▶ **Exercise instructions**:
Write out each of the rows below verbatim, keeping every character unchanged.

**** Records for processing

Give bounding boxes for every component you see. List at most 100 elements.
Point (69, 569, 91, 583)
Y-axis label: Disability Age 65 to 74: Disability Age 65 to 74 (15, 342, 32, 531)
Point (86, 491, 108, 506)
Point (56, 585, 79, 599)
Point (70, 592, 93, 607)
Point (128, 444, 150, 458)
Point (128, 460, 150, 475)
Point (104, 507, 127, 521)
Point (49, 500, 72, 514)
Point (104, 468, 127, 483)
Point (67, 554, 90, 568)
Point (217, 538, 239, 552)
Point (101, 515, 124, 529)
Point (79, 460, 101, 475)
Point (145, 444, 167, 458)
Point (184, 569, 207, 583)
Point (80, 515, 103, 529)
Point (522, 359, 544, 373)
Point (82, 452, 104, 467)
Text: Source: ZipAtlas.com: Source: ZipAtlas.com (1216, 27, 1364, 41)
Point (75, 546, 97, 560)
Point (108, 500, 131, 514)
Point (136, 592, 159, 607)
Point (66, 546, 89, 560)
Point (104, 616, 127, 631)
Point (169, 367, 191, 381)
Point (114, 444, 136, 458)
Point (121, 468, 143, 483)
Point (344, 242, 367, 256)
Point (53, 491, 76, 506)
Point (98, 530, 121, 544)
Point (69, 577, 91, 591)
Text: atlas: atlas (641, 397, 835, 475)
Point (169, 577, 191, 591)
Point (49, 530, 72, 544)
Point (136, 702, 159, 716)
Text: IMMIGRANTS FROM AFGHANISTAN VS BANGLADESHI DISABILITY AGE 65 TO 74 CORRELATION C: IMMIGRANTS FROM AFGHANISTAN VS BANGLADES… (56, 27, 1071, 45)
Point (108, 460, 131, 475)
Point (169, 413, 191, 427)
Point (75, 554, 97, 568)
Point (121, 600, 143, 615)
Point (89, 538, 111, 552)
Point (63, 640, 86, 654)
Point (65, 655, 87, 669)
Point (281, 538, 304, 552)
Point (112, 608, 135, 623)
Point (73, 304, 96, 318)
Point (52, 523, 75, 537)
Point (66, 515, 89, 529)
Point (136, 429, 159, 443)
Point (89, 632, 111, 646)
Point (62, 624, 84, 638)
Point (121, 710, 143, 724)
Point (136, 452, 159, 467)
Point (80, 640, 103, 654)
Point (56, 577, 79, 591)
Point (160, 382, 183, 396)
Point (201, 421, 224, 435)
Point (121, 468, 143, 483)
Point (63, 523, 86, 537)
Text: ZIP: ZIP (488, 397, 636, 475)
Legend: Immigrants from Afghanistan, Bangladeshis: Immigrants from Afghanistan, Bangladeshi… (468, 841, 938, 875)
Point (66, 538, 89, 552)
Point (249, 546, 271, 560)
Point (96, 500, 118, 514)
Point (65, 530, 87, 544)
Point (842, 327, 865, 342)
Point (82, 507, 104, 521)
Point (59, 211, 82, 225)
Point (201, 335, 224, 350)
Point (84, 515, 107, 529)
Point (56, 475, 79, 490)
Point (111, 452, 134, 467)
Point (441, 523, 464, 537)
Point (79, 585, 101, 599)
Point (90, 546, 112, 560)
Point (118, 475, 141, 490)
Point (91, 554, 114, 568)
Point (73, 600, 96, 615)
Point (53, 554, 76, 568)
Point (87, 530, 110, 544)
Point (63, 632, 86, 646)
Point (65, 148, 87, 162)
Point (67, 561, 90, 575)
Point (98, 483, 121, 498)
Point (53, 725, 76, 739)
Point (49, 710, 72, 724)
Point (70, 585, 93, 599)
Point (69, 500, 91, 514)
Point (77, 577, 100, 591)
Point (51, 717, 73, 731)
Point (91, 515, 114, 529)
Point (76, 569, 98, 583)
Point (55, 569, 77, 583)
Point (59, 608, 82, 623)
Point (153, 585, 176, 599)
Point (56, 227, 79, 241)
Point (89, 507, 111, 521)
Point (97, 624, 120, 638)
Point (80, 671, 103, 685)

********

▶ **Written response**:
Give bounding boxes for every component you see. List at most 100 elements.
Point (69, 569, 91, 583)
Y-axis label: Disability Age 65 to 74: Disability Age 65 to 74 (15, 342, 32, 531)
Point (86, 491, 108, 506)
Point (56, 585, 79, 599)
Point (70, 592, 93, 607)
Point (128, 444, 150, 458)
Point (128, 460, 150, 475)
Point (104, 507, 127, 521)
Point (49, 500, 72, 514)
Point (104, 468, 127, 483)
Point (67, 554, 90, 568)
Point (217, 538, 239, 552)
Point (101, 515, 124, 529)
Point (79, 460, 101, 475)
Point (145, 444, 167, 458)
Point (184, 569, 207, 583)
Point (80, 515, 103, 529)
Point (522, 359, 544, 373)
Point (82, 452, 104, 467)
Text: Source: ZipAtlas.com: Source: ZipAtlas.com (1216, 27, 1364, 41)
Point (75, 546, 97, 560)
Point (108, 500, 131, 514)
Point (136, 592, 159, 607)
Point (66, 546, 89, 560)
Point (104, 616, 127, 631)
Point (169, 367, 191, 381)
Point (114, 444, 136, 458)
Point (121, 468, 143, 483)
Point (344, 242, 367, 256)
Point (53, 491, 76, 506)
Point (98, 530, 121, 544)
Point (69, 577, 91, 591)
Text: atlas: atlas (641, 397, 835, 475)
Point (169, 577, 191, 591)
Point (49, 530, 72, 544)
Point (136, 702, 159, 716)
Text: IMMIGRANTS FROM AFGHANISTAN VS BANGLADESHI DISABILITY AGE 65 TO 74 CORRELATION C: IMMIGRANTS FROM AFGHANISTAN VS BANGLADES… (56, 27, 1071, 45)
Point (108, 460, 131, 475)
Point (169, 413, 191, 427)
Point (75, 554, 97, 568)
Point (121, 600, 143, 615)
Point (89, 538, 111, 552)
Point (63, 640, 86, 654)
Point (65, 655, 87, 669)
Point (281, 538, 304, 552)
Point (112, 608, 135, 623)
Point (73, 304, 96, 318)
Point (52, 523, 75, 537)
Point (66, 515, 89, 529)
Point (136, 429, 159, 443)
Point (89, 632, 111, 646)
Point (62, 624, 84, 638)
Point (121, 710, 143, 724)
Point (136, 452, 159, 467)
Point (80, 640, 103, 654)
Point (56, 577, 79, 591)
Point (160, 382, 183, 396)
Point (201, 421, 224, 435)
Point (121, 468, 143, 483)
Point (63, 523, 86, 537)
Text: ZIP: ZIP (488, 397, 636, 475)
Legend: Immigrants from Afghanistan, Bangladeshis: Immigrants from Afghanistan, Bangladeshi… (468, 841, 938, 875)
Point (66, 538, 89, 552)
Point (249, 546, 271, 560)
Point (96, 500, 118, 514)
Point (65, 530, 87, 544)
Point (842, 327, 865, 342)
Point (82, 507, 104, 521)
Point (59, 211, 82, 225)
Point (201, 335, 224, 350)
Point (84, 515, 107, 529)
Point (56, 475, 79, 490)
Point (111, 452, 134, 467)
Point (441, 523, 464, 537)
Point (79, 585, 101, 599)
Point (90, 546, 112, 560)
Point (118, 475, 141, 490)
Point (91, 554, 114, 568)
Point (73, 600, 96, 615)
Point (53, 554, 76, 568)
Point (87, 530, 110, 544)
Point (63, 632, 86, 646)
Point (65, 148, 87, 162)
Point (67, 561, 90, 575)
Point (98, 483, 121, 498)
Point (53, 725, 76, 739)
Point (49, 710, 72, 724)
Point (70, 585, 93, 599)
Point (69, 500, 91, 514)
Point (77, 577, 100, 591)
Point (51, 717, 73, 731)
Point (91, 515, 114, 529)
Point (76, 569, 98, 583)
Point (55, 569, 77, 583)
Point (59, 608, 82, 623)
Point (153, 585, 176, 599)
Point (56, 227, 79, 241)
Point (89, 507, 111, 521)
Point (97, 624, 120, 638)
Point (80, 671, 103, 685)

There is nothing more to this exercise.